Give the count of lines containing the string "Plus", with no other output.

>> START Task material

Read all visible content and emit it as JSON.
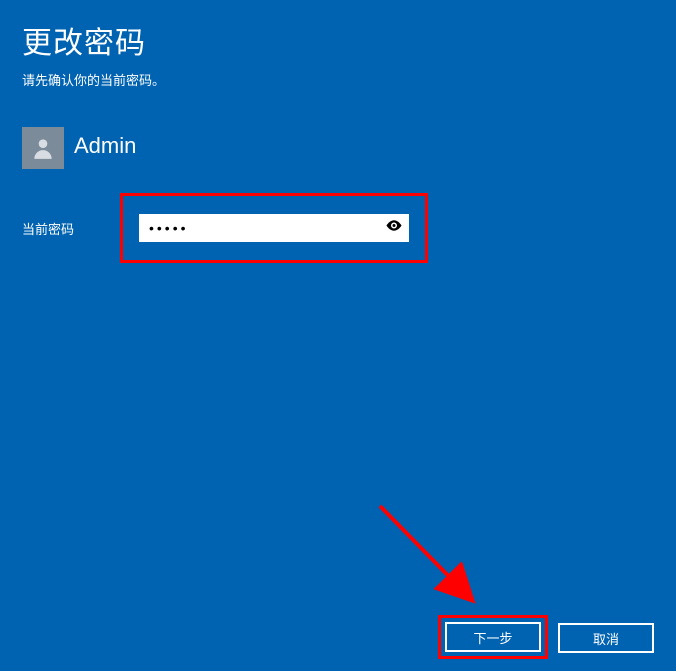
{
  "header": {
    "title": "更改密码",
    "subtitle": "请先确认你的当前密码。"
  },
  "user": {
    "name": "Admin"
  },
  "field": {
    "label": "当前密码",
    "value": "•••••",
    "placeholder": ""
  },
  "buttons": {
    "next": "下一步",
    "cancel": "取消"
  },
  "annotation": {
    "highlight_color": "#ff0000"
  }
}
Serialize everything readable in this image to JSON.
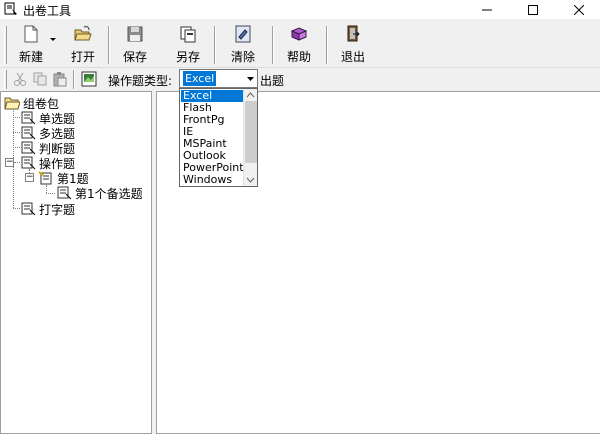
{
  "window": {
    "title": "出卷工具",
    "icon": "app-icon"
  },
  "toolbar": {
    "new_label": "新建",
    "open_label": "打开",
    "save_label": "保存",
    "saveas_label": "另存",
    "clear_label": "清除",
    "help_label": "帮助",
    "exit_label": "退出"
  },
  "toolbar2": {
    "type_label": "操作题类型:",
    "type_value": "Excel",
    "generate_label": "出题"
  },
  "tree": {
    "root": "组卷包",
    "items": [
      {
        "label": "单选题"
      },
      {
        "label": "多选题"
      },
      {
        "label": "判断题"
      },
      {
        "label": "操作题"
      },
      {
        "label": "第1题"
      },
      {
        "label": "第1个备选题"
      },
      {
        "label": "打字题"
      }
    ]
  },
  "dropdown": {
    "options": [
      "Excel",
      "Flash",
      "FrontPg",
      "IE",
      "MSPaint",
      "Outlook",
      "PowerPoint",
      "Windows"
    ],
    "selected": "Excel"
  }
}
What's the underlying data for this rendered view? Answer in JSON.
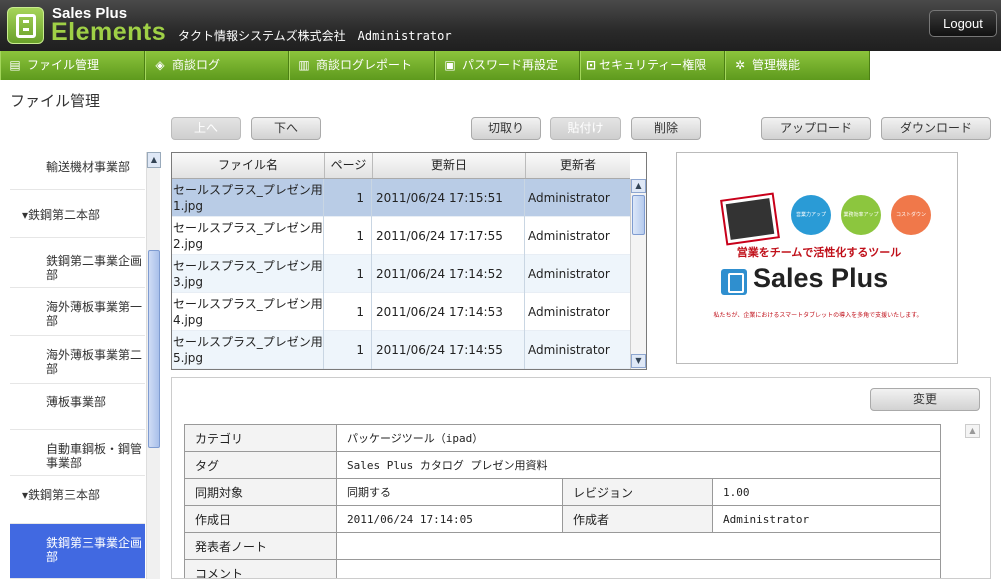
{
  "header": {
    "brand_top": "Sales Plus",
    "brand_bottom": "Elements",
    "company": "タクト情報システムズ株式会社　Administrator",
    "logout_label": "Logout"
  },
  "nav": {
    "items": [
      {
        "label": "ファイル管理",
        "icon": "document-icon"
      },
      {
        "label": "商談ログ",
        "icon": "tag-icon"
      },
      {
        "label": "商談ログレポート",
        "icon": "bar-chart-icon"
      },
      {
        "label": "パスワード再設定",
        "icon": "id-card-icon"
      },
      {
        "label": "セキュリティー権限",
        "icon": "lock-icon"
      },
      {
        "label": "管理機能",
        "icon": "gear-icon"
      }
    ]
  },
  "page": {
    "title": "ファイル管理"
  },
  "toolbar": {
    "up_label": "上へ",
    "down_label": "下へ",
    "cut_label": "切取り",
    "paste_label": "貼付け",
    "delete_label": "削除",
    "upload_label": "アップロード",
    "download_label": "ダウンロード"
  },
  "sidebar": {
    "items": [
      {
        "label": "輸送機材事業部",
        "type": "child"
      },
      {
        "label": "▾鉄鋼第二本部",
        "type": "group"
      },
      {
        "label": "鉄鋼第二事業企画部",
        "type": "child"
      },
      {
        "label": "海外薄板事業第一部",
        "type": "child"
      },
      {
        "label": "海外薄板事業第二部",
        "type": "child"
      },
      {
        "label": "薄板事業部",
        "type": "child"
      },
      {
        "label": "自動車鋼板・鋼管事業部",
        "type": "child"
      },
      {
        "label": "▾鉄鋼第三本部",
        "type": "group"
      },
      {
        "label": "鉄鋼第三事業企画部",
        "type": "child",
        "selected": true
      }
    ]
  },
  "file_table": {
    "columns": [
      "ファイル名",
      "ページ",
      "更新日",
      "更新者"
    ],
    "rows": [
      {
        "name": "セールスプラス_プレゼン用1.jpg",
        "pages": "1",
        "updated": "2011/06/24 17:15:51",
        "user": "Administrator"
      },
      {
        "name": "セールスプラス_プレゼン用2.jpg",
        "pages": "1",
        "updated": "2011/06/24 17:17:55",
        "user": "Administrator"
      },
      {
        "name": "セールスプラス_プレゼン用3.jpg",
        "pages": "1",
        "updated": "2011/06/24 17:14:52",
        "user": "Administrator"
      },
      {
        "name": "セールスプラス_プレゼン用4.jpg",
        "pages": "1",
        "updated": "2011/06/24 17:14:53",
        "user": "Administrator"
      },
      {
        "name": "セールスプラス_プレゼン用5.jpg",
        "pages": "1",
        "updated": "2011/06/24 17:14:55",
        "user": "Administrator"
      }
    ]
  },
  "preview": {
    "badges": [
      "営業力アップ",
      "業務効率アップ",
      "コストダウン"
    ],
    "slogan": "営業をチームで活性化するツール",
    "brand": "Sales Plus",
    "footnote": "私たちが、企業におけるスマートタブレットの導入を多角で支援いたします。"
  },
  "detail": {
    "change_label": "変更",
    "category_label": "カテゴリ",
    "category_value": "パッケージツール（ipad）",
    "tag_label": "タグ",
    "tag_value": "Sales Plus カタログ プレゼン用資料",
    "sync_label": "同期対象",
    "sync_value": "同期する",
    "revision_label": "レビジョン",
    "revision_value": "1.00",
    "created_label": "作成日",
    "created_value": "2011/06/24 17:14:05",
    "author_label": "作成者",
    "author_value": "Administrator",
    "presenter_note_label": "発表者ノート",
    "presenter_note_value": "",
    "comment_label": "コメント",
    "comment_value": ""
  },
  "colors": {
    "nav_green": "#6aa52a",
    "brand_green": "#9fd046",
    "selected_blue": "#4169e1",
    "row_selected": "#b9cce6"
  }
}
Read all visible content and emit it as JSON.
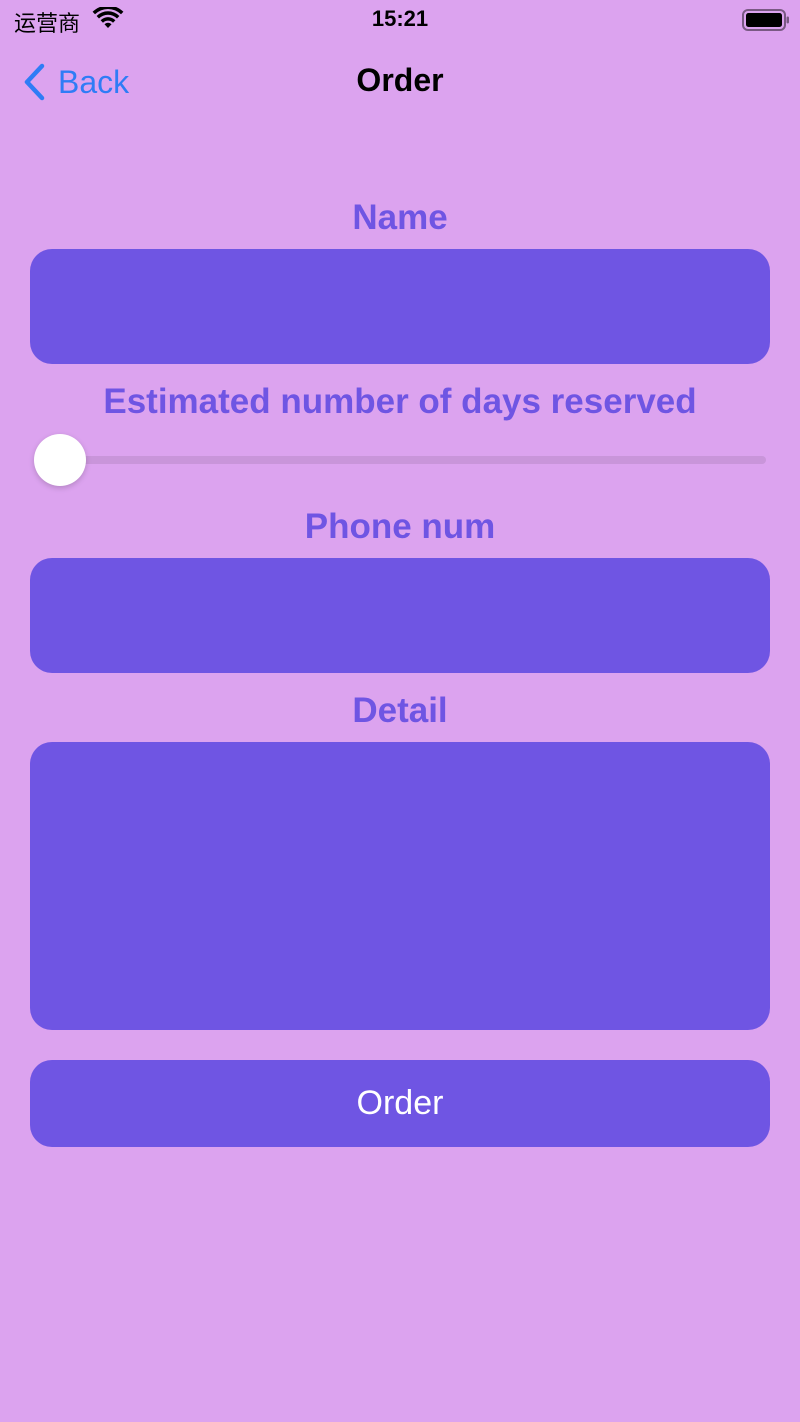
{
  "status_bar": {
    "carrier": "运营商",
    "time": "15:21",
    "wifi_icon": "wifi-icon",
    "battery_icon": "battery-icon"
  },
  "nav": {
    "back_label": "Back",
    "back_icon": "chevron-left-icon",
    "title": "Order"
  },
  "form": {
    "name_label": "Name",
    "name_value": "",
    "days_label": "Estimated number of days reserved",
    "days_slider_fraction": 0,
    "phone_label": "Phone num",
    "phone_value": "",
    "detail_label": "Detail",
    "detail_value": ""
  },
  "order_button_label": "Order",
  "colors": {
    "background": "#DCA3EF",
    "accent": "#6F55E3",
    "link": "#2F7CF6",
    "slider_track": "#C995DA"
  }
}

>> END Task material

Solution for this problem: 3